▸ Task details: Show every line containing "MIRCEA" by copying it.

━━━ Records shown

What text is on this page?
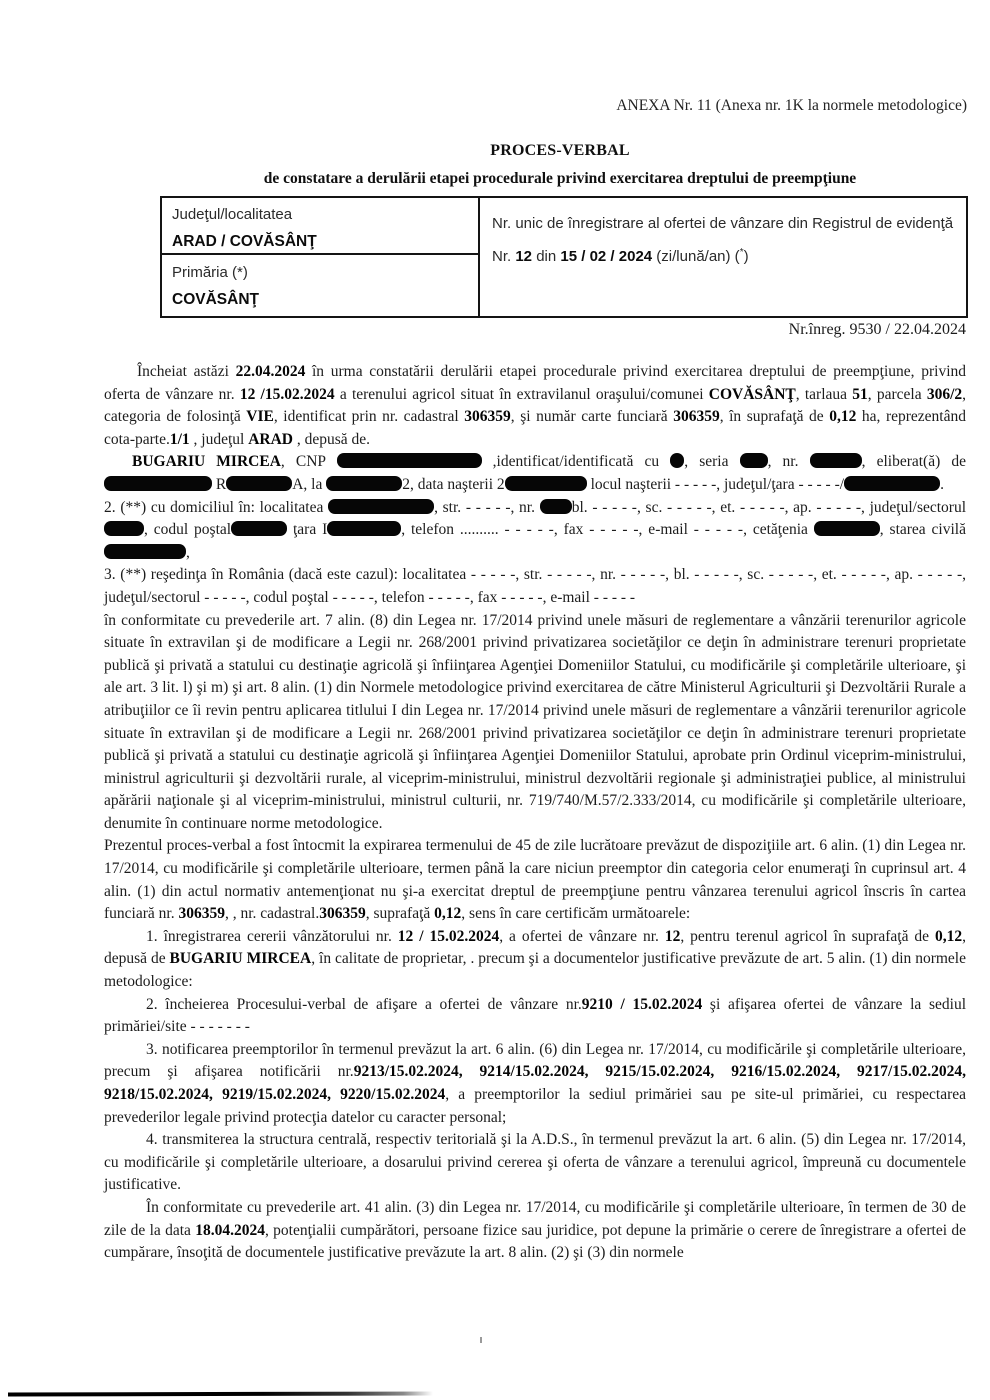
ANEXA Nr. 11 (Anexa nr. 1K la normele metodologice)
PROCES-VERBAL
de constatare a derulării etapei procedurale privind exercitarea dreptului de preempţiune
Judeţul/localitatea
ARAD / COVĂSÂNŢ
Primăria (*)
COVĂSÂNŢ
Nr. unic de înregistrare al ofertei de vânzare din Registrul de evidenţă
Nr. 12 din 15 / 02 / 2024 (zi/lună/an) (*)
Nr.înreg. 9530 / 22.04.2024

Încheiat astăzi 22.04.2024 în urma constatării derulării etapei procedurale privind exercitarea dreptului de preempţiune, privind oferta de vânzare nr. 12 /15.02.2024 a terenului agricol situat în extravilanul oraşului/comunei COVĂSÂNŢ, tarlaua 51, parcela 306/2, categoria de folosinţă VIE, identificat prin nr. cadastral 306359, şi număr carte funciară 306359, în suprafaţă de 0,12 ha, reprezentând cota-parte.1/1 , judeţul ARAD , depusă de.

BUGARIU MIRCEA, CNP	,identificat/identificată cu , seria , nr.	, eliberat(ă) de  R	A, la	2, data naşterii 2	locul naşterii - - - - -, judeţul/ţara - - - - -/	.

2. (**) cu domiciliul în: localitatea	, str. - - - - -, nr. bl. - - - - -, sc. - - - - -, et. - - - - -, ap. - - - - -, judeţul/sectorul , codul poştal	ţara I	, telefon .......... - - - - -, fax - - - - -, e-mail - - - - -, cetăţenia	, starea civilă ,

3. (**) reşedinţa în România (dacă este cazul): localitatea - - - - -, str. - - - - -, nr. - - - - -, bl. - - - - -, sc. - - - - -, et. - - - - -, ap. - - - - -, judeţul/sectorul - - - - -, codul poştal - - - - -, telefon - - - - -, fax - - - - -, e-mail - - - - -

în conformitate cu prevederile art. 7 alin. (8) din Legea nr. 17/2014 privind unele măsuri de reglementare a vânzării terenurilor agricole situate în extravilan şi de modificare a Legii nr. 268/2001 privind privatizarea societăţilor ce deţin în administrare terenuri proprietate publică şi privată a statului cu destinaţie agricolă şi înfiinţarea Agenţiei Domeniilor Statului, cu modificările şi completările ulterioare, şi ale art. 3 lit. l) şi m) şi art. 8 alin. (1) din Normele metodologice privind exercitarea de către Ministerul Agriculturii şi Dezvoltării Rurale a atribuţiilor ce îi revin pentru aplicarea titlului I din Legea nr. 17/2014 privind unele măsuri de reglementare a vânzării terenurilor agricole situate în extravilan şi de modificare a Legii nr. 268/2001 privind privatizarea societăţilor ce deţin în administrare terenuri proprietate publică şi privată a statului cu destinaţie agricolă şi înfiinţarea Agenţiei Domeniilor Statului, aprobate prin Ordinul viceprim-ministrului, ministrul agriculturii şi dezvoltării rurale, al viceprim-ministrului, ministrul dezvoltării regionale şi administraţiei publice, al ministrului apărării naţionale şi al viceprim-ministrului, ministrul culturii, nr. 719/740/M.57/2.333/2014, cu modificările şi completările ulterioare, denumite în continuare norme metodologice.

Prezentul proces-verbal a fost întocmit la expirarea termenului de 45 de zile lucrătoare prevăzut de dispoziţiile art. 6 alin. (1) din Legea nr. 17/2014, cu modificările şi completările ulterioare, termen până la care niciun preemptor din categoria celor enumeraţi în cuprinsul art. 4 alin. (1) din actul normativ antemenţionat nu şi-a exercitat dreptul de preempţiune pentru vânzarea terenului agricol înscris în cartea funciară nr. 306359, , nr. cadastral.306359, suprafaţă 0,12, sens în care certificăm următoarele:

1. înregistrarea cererii vânzătorului nr. 12 / 15.02.2024, a ofertei de vânzare nr. 12, pentru terenul agricol în suprafaţă de 0,12, depusă de BUGARIU MIRCEA, în calitate de proprietar, . precum şi a documentelor justificative prevăzute de art. 5 alin. (1) din normele metodologice:

2. încheierea Procesului-verbal de afişare a ofertei de vânzare nr.9210 / 15.02.2024 şi afişarea ofertei de vânzare la sediul primăriei/site - - - - - - -

3. notificarea preemptorilor în termenul prevăzut la art. 6 alin. (6) din Legea nr. 17/2014, cu modificările şi completările ulterioare, precum şi afişarea notificării nr.9213/15.02.2024, 9214/15.02.2024, 9215/15.02.2024, 9216/15.02.2024, 9217/15.02.2024, 9218/15.02.2024, 9219/15.02.2024, 9220/15.02.2024, a preemptorilor la sediul primăriei sau pe site-ul primăriei, cu respectarea prevederilor legale privind protecţia datelor cu caracter personal;

4. transmiterea la structura centrală, respectiv teritorială şi la A.D.S., în termenul prevăzut la art. 6 alin. (5) din Legea nr. 17/2014, cu modificările şi completările ulterioare, a dosarului privind cererea şi oferta de vânzare a terenului agricol, împreună cu documentele justificative.

În conformitate cu prevederile art. 41 alin. (3) din Legea nr. 17/2014, cu modificările şi completările ulterioare, în termen de 30 de zile de la data 18.04.2024, potenţialii cumpărători, persoane fizice sau juridice, pot depune la primărie o cerere de înregistrare a ofertei de cumpărare, însoţită de documentele justificative prevăzute la art. 8 alin. (2) şi (3) din normele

━━━━━━

▸ Solution to this problem:
BUGARIU MIRCEA, CNP	,identificat/identificată cu , seria , nr.	, eliberat(ă) de  R	A, la	2, data naşterii 2	locul naşterii - - - - -, judeţul/ţara - - - - -/	.
1. înregistrarea cererii vânzătorului nr. 12 / 15.02.2024, a ofertei de vânzare nr. 12, pentru terenul agricol în suprafaţă de 0,12, depusă de BUGARIU MIRCEA, în calitate de proprietar, . precum şi a documentelor justificative prevăzute de art. 5 alin. (1) din normele metodologice:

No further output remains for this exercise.